→ ЗАДАНИЕ 1: Какой свет, согласно тексту о Церкви, подсказывает ищущим правды верный путь?
→ ЗАДАНИЕ 2: Перепишите отрывок из текста о Церкви и поменяйте в нем «Господь» на «Бог». Начните с фрагмента, где стоят слова «Однако совсем иначе», и закончите после слов «от рискованных шагов.».

С другой стороны, каждый наш свободный поступок непременно мотивирован какой-либо потребностью: так, если вы сыты, то не зайдете в столовую, а коли зашли - значит, проголодались. Равным образом сближение человека со сферой религии не может случиться просто так, из ничего. Если он свободно идет в Церковь, значит, он что-то ищет, хотя самый предмет поиска может варьироваться в огромных пределах, и ради чего он пришел, то в Церкви и берет, так к ней и относится. А поскольку спрос и предложение всегда взаимоувязаны, земная церковная организация встречно раскладывает перед паствой свои дары на любой вкус, согласно общей конъюнктуре предпочтений. Не станем поэтому удивляться, что общество, погрязшее в себялюбии, грехах и земных заботах, меньше всего настроено принимать Истину и особенно понуждения жить согласно ей, так как это выворачивает наизнанку их грешную жизнь и убивает их главные удовольствия. В такую Церковь, извините, мало кто пойдет, а как же тогда быть иерархии с влиянием и богатством? Но если, прямо не отвергая Господа и не отбрасывая Библии, искусно затушевать их существенный смысл, если не бороться с грехами "в лоб", а ненавязчиво сместить внимание публики к ритуалам и обрядам (которые сами по себе "очищают" их перед Богом), к истории разных ересей (любопытных для философского склада ума), к храмовому зодчеству и иконописи (столь ценимым эстетами), к вопросам кулинарии и "календарю народных примет", и тому подобным вещам, - каждый из посетителей, во-первых, получит душевное облегчение (он же сходил в храм, он чист), и во-вторых, найдет уютный уголок соответственно личным интересам. И чем эта земная составляющая в Церкви представлена обильнее, тем и людей туда собирается больше.
Однако совсем иначе выходит с теми, кто действительно ищет правды - пусть еще не в религиозных, а в чисто житейских целях. Все подобные люди, сами того не зная, тянутся к Небу, в связи с чем их рассудок хотя бы слегка озарен небесным светом. И этот свет, который есть Истина, мимо любых логических рассуждений иррационально подсказывает им верный путь и также заставляет остерегаться ловушек. Вот почему, двинувшись на сближение с церковной организацией, они с первых шагов интуитивно ощущают смутное отторжение, которое тормозит их порыв и возбраняет подходить слишком близко. Более того, любая сознательная попытка преодолеть этот барьер ведет к неприятностям и разочарованиям. Ибо Господь внимательно следит за путями спасающихся и погибающих, и оберегает первых от рискованных шагов.

→ ЗАПИСИ:
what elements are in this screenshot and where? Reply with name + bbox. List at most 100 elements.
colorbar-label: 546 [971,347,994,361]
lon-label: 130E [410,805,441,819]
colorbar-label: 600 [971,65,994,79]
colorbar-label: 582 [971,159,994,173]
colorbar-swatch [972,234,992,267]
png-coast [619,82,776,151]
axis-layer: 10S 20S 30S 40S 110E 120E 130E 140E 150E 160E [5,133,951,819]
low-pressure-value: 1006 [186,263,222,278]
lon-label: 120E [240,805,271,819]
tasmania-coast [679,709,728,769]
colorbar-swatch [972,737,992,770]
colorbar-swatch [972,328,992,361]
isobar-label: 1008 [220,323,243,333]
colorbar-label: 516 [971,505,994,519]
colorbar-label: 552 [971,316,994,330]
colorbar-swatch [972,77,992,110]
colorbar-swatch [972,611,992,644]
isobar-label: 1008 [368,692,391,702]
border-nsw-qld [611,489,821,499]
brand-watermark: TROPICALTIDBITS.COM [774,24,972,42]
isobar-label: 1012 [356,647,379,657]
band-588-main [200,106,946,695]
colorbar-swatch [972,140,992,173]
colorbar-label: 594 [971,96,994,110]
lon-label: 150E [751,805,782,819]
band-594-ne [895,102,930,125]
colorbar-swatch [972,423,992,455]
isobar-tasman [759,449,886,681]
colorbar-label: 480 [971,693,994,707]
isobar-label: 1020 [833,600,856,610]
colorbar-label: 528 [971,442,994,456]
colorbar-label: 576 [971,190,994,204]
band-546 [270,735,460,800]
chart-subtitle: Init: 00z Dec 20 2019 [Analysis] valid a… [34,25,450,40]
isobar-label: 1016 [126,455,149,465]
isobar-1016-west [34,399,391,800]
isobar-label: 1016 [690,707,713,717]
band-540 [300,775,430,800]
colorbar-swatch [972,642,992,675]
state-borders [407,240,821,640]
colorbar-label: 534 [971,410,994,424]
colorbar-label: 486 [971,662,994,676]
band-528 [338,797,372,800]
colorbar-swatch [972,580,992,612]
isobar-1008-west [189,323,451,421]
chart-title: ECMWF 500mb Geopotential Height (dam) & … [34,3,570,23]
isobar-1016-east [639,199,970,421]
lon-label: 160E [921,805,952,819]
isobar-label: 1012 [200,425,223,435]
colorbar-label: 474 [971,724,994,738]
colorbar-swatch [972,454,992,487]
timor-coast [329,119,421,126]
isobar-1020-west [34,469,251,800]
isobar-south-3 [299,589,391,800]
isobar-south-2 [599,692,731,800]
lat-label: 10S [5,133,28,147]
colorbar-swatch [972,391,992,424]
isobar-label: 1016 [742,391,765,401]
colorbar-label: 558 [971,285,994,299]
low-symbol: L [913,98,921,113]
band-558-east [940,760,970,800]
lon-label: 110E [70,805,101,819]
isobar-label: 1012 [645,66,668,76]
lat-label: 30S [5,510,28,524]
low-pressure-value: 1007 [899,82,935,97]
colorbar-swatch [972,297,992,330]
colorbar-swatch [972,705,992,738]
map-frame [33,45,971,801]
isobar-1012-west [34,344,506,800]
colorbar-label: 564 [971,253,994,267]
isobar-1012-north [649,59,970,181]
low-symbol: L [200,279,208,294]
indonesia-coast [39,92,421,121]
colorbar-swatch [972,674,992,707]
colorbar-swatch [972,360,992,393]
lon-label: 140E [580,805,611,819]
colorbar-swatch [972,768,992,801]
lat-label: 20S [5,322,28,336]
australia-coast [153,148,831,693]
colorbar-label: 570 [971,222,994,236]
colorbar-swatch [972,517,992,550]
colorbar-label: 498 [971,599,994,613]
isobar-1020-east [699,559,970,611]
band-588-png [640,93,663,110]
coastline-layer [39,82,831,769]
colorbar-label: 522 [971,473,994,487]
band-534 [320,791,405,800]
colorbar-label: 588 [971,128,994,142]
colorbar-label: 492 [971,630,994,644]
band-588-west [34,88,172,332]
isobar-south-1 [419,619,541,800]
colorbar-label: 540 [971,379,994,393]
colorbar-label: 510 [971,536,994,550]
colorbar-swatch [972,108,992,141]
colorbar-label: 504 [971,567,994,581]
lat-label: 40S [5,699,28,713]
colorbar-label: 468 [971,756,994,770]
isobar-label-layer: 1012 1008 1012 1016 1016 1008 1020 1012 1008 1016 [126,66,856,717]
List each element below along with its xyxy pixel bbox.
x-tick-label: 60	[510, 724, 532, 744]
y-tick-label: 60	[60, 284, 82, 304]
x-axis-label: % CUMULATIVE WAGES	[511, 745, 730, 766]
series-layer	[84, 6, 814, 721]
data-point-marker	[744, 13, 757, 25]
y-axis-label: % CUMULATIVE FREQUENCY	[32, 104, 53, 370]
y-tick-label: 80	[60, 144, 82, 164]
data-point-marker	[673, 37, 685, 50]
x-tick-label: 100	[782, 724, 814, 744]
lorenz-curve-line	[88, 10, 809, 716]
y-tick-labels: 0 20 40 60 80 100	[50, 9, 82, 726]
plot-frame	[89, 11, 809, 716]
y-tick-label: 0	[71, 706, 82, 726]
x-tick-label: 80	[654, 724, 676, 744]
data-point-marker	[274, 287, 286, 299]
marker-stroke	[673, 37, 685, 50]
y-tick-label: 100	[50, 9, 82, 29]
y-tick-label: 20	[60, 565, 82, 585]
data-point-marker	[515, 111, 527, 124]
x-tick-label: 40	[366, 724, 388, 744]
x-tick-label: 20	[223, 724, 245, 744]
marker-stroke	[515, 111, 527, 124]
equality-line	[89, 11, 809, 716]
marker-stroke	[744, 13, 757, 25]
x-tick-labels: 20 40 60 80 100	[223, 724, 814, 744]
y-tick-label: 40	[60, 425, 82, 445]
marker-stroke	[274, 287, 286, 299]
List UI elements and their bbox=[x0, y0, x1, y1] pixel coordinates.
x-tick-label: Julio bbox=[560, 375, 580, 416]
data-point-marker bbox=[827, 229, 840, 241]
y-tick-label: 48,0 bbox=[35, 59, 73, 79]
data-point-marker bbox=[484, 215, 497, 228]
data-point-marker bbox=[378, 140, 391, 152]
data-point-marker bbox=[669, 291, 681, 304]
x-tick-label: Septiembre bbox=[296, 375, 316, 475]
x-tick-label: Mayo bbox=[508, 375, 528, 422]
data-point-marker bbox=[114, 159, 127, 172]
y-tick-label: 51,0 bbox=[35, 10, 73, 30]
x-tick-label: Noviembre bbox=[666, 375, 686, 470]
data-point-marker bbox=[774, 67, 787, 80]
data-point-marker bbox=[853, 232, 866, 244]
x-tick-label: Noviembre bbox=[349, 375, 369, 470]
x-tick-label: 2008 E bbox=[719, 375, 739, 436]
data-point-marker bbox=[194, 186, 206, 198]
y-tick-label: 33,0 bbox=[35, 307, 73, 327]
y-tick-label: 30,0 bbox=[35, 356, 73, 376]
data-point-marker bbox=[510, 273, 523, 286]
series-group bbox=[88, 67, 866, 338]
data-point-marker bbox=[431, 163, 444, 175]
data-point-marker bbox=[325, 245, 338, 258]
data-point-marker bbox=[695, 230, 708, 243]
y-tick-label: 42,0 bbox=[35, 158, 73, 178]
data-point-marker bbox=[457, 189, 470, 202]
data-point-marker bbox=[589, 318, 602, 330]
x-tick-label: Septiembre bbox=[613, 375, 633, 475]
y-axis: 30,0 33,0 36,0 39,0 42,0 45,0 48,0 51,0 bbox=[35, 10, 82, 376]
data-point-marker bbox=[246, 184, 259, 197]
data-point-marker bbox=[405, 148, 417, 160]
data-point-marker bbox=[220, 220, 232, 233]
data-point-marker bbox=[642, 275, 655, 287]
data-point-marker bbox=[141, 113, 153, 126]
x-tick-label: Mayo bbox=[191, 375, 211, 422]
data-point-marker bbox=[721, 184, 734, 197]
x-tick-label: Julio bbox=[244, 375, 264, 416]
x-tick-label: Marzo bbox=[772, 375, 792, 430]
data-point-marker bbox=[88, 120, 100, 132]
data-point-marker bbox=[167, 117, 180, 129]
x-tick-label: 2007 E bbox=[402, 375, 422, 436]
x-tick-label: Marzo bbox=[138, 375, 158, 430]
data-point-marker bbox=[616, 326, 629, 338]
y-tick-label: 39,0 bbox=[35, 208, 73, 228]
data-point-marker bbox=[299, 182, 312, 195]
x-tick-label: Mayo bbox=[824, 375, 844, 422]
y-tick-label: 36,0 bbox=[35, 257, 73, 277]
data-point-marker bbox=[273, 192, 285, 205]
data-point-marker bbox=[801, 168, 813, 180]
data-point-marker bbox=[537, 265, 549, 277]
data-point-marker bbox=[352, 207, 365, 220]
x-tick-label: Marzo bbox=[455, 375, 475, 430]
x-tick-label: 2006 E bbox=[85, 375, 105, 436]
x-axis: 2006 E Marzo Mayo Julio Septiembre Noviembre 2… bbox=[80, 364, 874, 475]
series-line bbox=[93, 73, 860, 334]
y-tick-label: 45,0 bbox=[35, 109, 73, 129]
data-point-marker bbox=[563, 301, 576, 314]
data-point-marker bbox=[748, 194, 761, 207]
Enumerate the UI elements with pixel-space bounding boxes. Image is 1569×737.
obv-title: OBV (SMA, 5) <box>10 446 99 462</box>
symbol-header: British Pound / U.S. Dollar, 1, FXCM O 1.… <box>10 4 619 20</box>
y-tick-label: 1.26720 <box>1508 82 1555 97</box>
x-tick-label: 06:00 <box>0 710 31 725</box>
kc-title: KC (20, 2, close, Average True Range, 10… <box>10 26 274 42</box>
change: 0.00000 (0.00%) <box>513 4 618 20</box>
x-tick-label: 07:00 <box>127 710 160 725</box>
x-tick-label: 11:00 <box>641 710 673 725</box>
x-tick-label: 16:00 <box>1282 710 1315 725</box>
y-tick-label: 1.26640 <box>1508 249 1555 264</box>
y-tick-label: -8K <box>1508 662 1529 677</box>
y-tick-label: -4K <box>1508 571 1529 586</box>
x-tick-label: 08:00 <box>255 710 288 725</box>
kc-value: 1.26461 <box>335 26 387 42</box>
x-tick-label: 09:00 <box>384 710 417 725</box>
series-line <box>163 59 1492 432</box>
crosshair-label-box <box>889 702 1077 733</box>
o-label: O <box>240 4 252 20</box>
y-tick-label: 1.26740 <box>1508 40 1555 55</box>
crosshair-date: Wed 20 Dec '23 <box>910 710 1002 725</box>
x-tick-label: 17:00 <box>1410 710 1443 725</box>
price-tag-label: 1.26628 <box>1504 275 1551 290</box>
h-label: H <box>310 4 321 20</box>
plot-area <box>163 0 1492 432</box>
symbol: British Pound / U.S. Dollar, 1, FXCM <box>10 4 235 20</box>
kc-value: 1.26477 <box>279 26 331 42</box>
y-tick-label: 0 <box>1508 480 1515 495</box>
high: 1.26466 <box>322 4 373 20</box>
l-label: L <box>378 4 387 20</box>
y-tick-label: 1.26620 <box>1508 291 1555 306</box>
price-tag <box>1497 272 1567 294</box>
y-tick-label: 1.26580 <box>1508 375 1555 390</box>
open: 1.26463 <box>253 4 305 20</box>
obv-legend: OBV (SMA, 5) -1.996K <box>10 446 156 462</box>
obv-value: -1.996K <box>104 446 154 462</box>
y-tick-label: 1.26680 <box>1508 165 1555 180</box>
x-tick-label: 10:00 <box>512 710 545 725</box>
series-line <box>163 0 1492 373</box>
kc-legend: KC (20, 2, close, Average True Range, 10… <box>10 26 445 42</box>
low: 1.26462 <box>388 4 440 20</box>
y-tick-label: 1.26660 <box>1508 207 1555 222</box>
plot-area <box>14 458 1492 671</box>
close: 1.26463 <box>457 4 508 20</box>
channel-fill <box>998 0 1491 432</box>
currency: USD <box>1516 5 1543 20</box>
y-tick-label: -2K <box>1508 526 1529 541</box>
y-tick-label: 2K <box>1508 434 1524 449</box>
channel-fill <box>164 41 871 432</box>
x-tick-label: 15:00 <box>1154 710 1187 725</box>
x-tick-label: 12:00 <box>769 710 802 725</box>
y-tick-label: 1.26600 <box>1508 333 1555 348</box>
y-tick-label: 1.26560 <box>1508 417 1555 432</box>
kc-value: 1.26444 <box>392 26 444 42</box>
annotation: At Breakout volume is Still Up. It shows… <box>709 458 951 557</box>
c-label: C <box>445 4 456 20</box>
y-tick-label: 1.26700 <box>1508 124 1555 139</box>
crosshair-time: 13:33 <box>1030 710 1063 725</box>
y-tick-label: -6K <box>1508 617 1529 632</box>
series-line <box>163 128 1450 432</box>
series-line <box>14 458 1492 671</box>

→ ОТВЕТ 1: Свет, который есть Истина.

→ ОТВЕТ 2:
Однако совсем иначе выходит с теми, кто действительно ищет правды - пусть еще не в религиозных, а в чисто житейских целях. Все подобные люди, сами того не зная, тянутся к Небу, в связи с чем их рассудок хотя бы слегка озарен небесным светом. И этот свет, который есть Истина, мимо любых логических рассуждений иррационально подсказывает им верный путь и также заставляет остерегаться ловушек. Вот почему, двинувшись на сближение с церковной организацией, они с первых шагов интуитивно ощущают смутное отторжение, которое тормозит их порыв и возбраняет подходить слишком близко. Более того, любая сознательная попытка преодолеть этот барьер ведет к неприятностям и разочарованиям. Ибо Бог внимательно следит за путями спасающихся и погибающих, и оберегает первых от рискованных шагов.